What needs to be done ->
Drop every picture, then transcribe the remaining data exactly.

Stored rows ->
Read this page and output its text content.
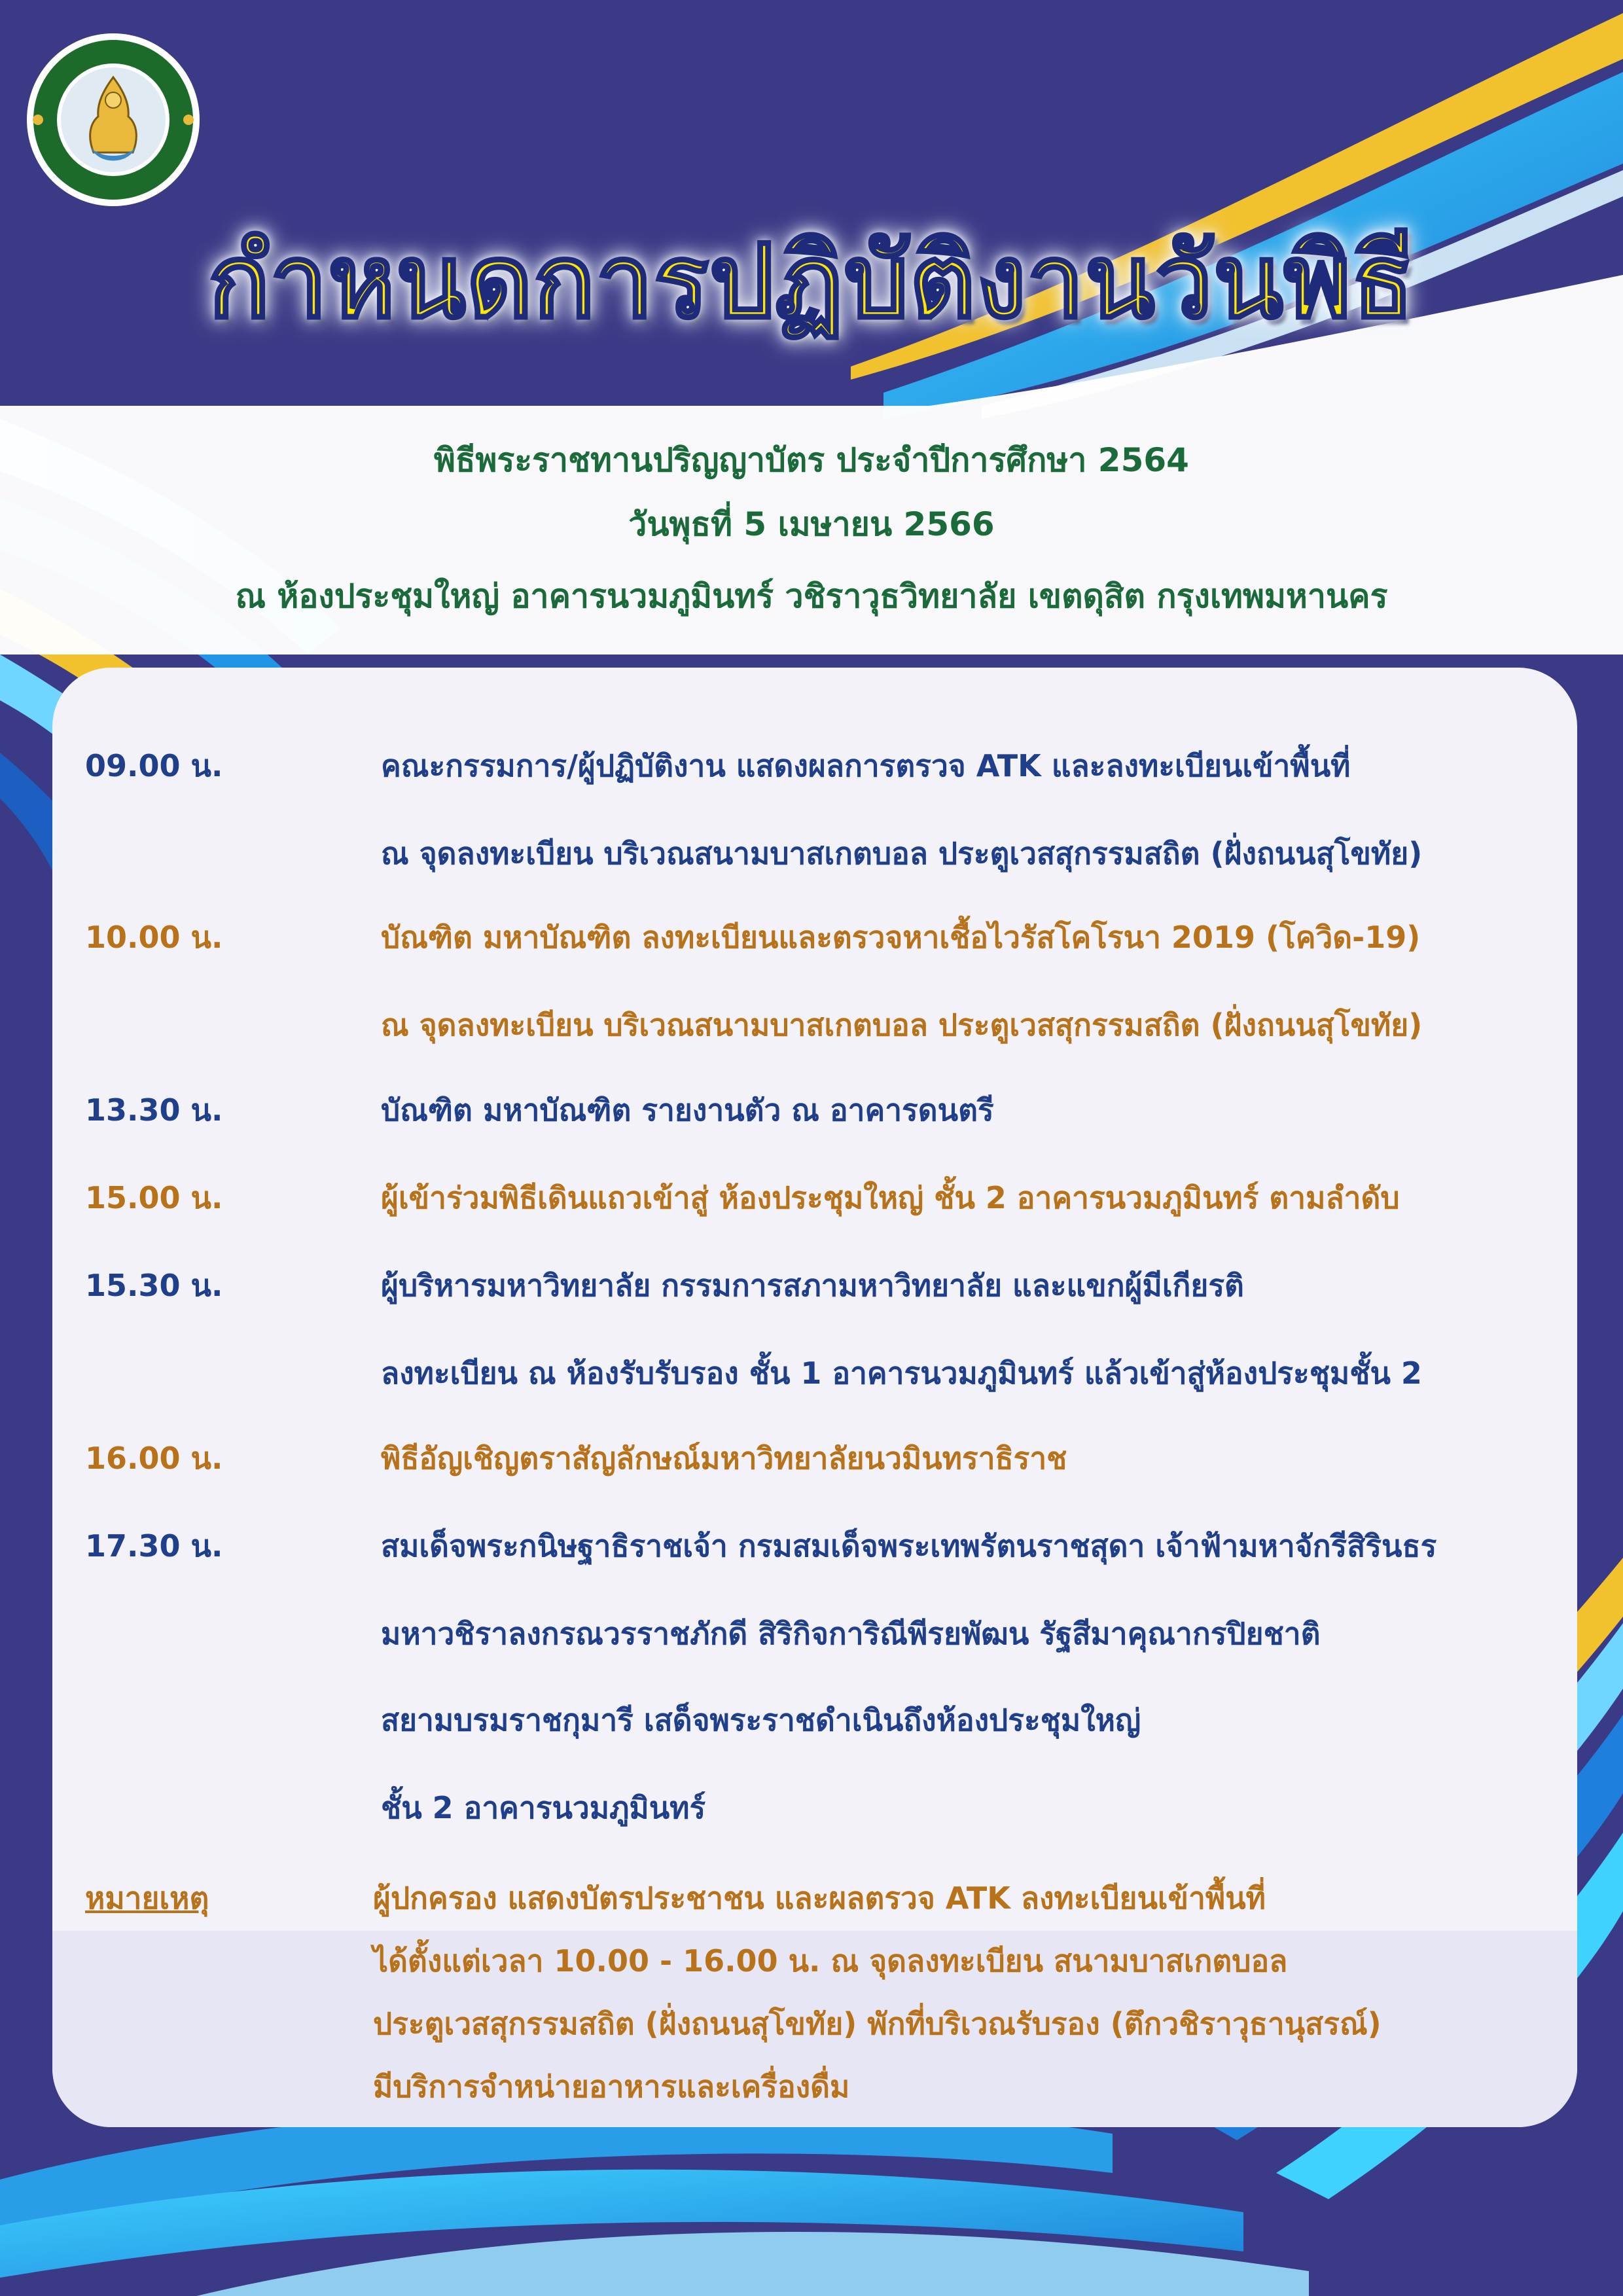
กำหนดการปฏิบัติงานวันพิธี
พิธีพระราชทานปริญญาบัตร ประจำปีการศึกษา 2564
วันพุธที่ 5 เมษายน 2566
ณ ห้องประชุมใหญ่ อาคารนวมภูมินทร์ วชิราวุธวิทยาลัย เขตดุสิต กรุงเทพมหานคร
09.00 น.	คณะกรรมการ/ผู้ปฏิบัติงาน แสดงผลการตรวจ ATK และลงทะเบียนเข้าพื้นที่
ณ จุดลงทะเบียน บริเวณสนามบาสเกตบอล ประตูเวสสุกรรมสถิต (ฝั่งถนนสุโขทัย)
10.00 น.	บัณฑิต มหาบัณฑิต ลงทะเบียนและตรวจหาเชื้อไวรัสโคโรนา 2019 (โควิด-19)
ณ จุดลงทะเบียน บริเวณสนามบาสเกตบอล ประตูเวสสุกรรมสถิต (ฝั่งถนนสุโขทัย)
13.30 น.	บัณฑิต มหาบัณฑิต รายงานตัว ณ อาคารดนตรี
15.00 น.	ผู้เข้าร่วมพิธีเดินแถวเข้าสู่ ห้องประชุมใหญ่ ชั้น 2 อาคารนวมภูมินทร์ ตามลำดับ
15.30 น.	ผู้บริหารมหาวิทยาลัย กรรมการสภามหาวิทยาลัย และแขกผู้มีเกียรติ
ลงทะเบียน ณ ห้องรับรับรอง ชั้น 1 อาคารนวมภูมินทร์ แล้วเข้าสู่ห้องประชุมชั้น 2
16.00 น.	พิธีอัญเชิญตราสัญลักษณ์มหาวิทยาลัยนวมินทราธิราช
17.30 น.	สมเด็จพระกนิษฐาธิราชเจ้า กรมสมเด็จพระเทพรัตนราชสุดา เจ้าฟ้ามหาจักรีสิรินธร
มหาวชิราลงกรณวรราชภักดี สิริกิจการิณีพีรยพัฒน รัฐสีมาคุณากรปิยชาติ
สยามบรมราชกุมารี เสด็จพระราชดำเนินถึงห้องประชุมใหญ่
ชั้น 2 อาคารนวมภูมินทร์
หมายเหตุ	ผู้ปกครอง แสดงบัตรประชาชน และผลตรวจ ATK ลงทะเบียนเข้าพื้นที่
ได้ตั้งแต่เวลา 10.00 - 16.00 น. ณ จุดลงทะเบียน สนามบาสเกตบอล
ประตูเวสสุกรรมสถิต (ฝั่งถนนสุโขทัย) พักที่บริเวณรับรอง (ตึกวชิราวุธานุสรณ์)
มีบริการจำหน่ายอาหารและเครื่องดื่ม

Solution to this task ->
Read this page and output its text content.
กำหนดการปฏิบัติงานวันพิธี
พิธีพระราชทานปริญญาบัตร ประจำปีการศึกษา 2564
วันพุธที่ 5 เมษายน 2566
ณ ห้องประชุมใหญ่ อาคารนวมภูมินทร์ วชิราวุธวิทยาลัย เขตดุสิต กรุงเทพมหานคร
09.00 น.	คณะกรรมการ/ผู้ปฏิบัติงาน แสดงผลการตรวจ ATK และลงทะเบียนเข้าพื้นที่
ณ จุดลงทะเบียน บริเวณสนามบาสเกตบอล ประตูเวสสุกรรมสถิต (ฝั่งถนนสุโขทัย)
10.00 น.	บัณฑิต มหาบัณฑิต ลงทะเบียนและตรวจหาเชื้อไวรัสโคโรนา 2019 (โควิด-19)
ณ จุดลงทะเบียน บริเวณสนามบาสเกตบอล ประตูเวสสุกรรมสถิต (ฝั่งถนนสุโขทัย)
13.30 น.	บัณฑิต มหาบัณฑิต รายงานตัว ณ อาคารดนตรี
15.00 น.	ผู้เข้าร่วมพิธีเดินแถวเข้าสู่ ห้องประชุมใหญ่ ชั้น 2 อาคารนวมภูมินทร์ ตามลำดับ
15.30 น.	ผู้บริหารมหาวิทยาลัย กรรมการสภามหาวิทยาลัย และแขกผู้มีเกียรติ
ลงทะเบียน ณ ห้องรับรับรอง ชั้น 1 อาคารนวมภูมินทร์ แล้วเข้าสู่ห้องประชุมชั้น 2
16.00 น.	พิธีอัญเชิญตราสัญลักษณ์มหาวิทยาลัยนวมินทราธิราช
17.30 น.	สมเด็จพระกนิษฐาธิราชเจ้า กรมสมเด็จพระเทพรัตนราชสุดา เจ้าฟ้ามหาจักรีสิรินธร
มหาวชิราลงกรณวรราชภักดี สิริกิจการิณีพีรยพัฒน รัฐสีมาคุณากรปิยชาติ
สยามบรมราชกุมารี เสด็จพระราชดำเนินถึงห้องประชุมใหญ่
ชั้น 2 อาคารนวมภูมินทร์
หมายเหตุ	ผู้ปกครอง แสดงบัตรประชาชน และผลตรวจ ATK ลงทะเบียนเข้าพื้นที่
ได้ตั้งแต่เวลา 10.00 - 16.00 น. ณ จุดลงทะเบียน สนามบาสเกตบอล
ประตูเวสสุกรรมสถิต (ฝั่งถนนสุโขทัย) พักที่บริเวณรับรอง (ตึกวชิราวุธานุสรณ์)
มีบริการจำหน่ายอาหารและเครื่องดื่ม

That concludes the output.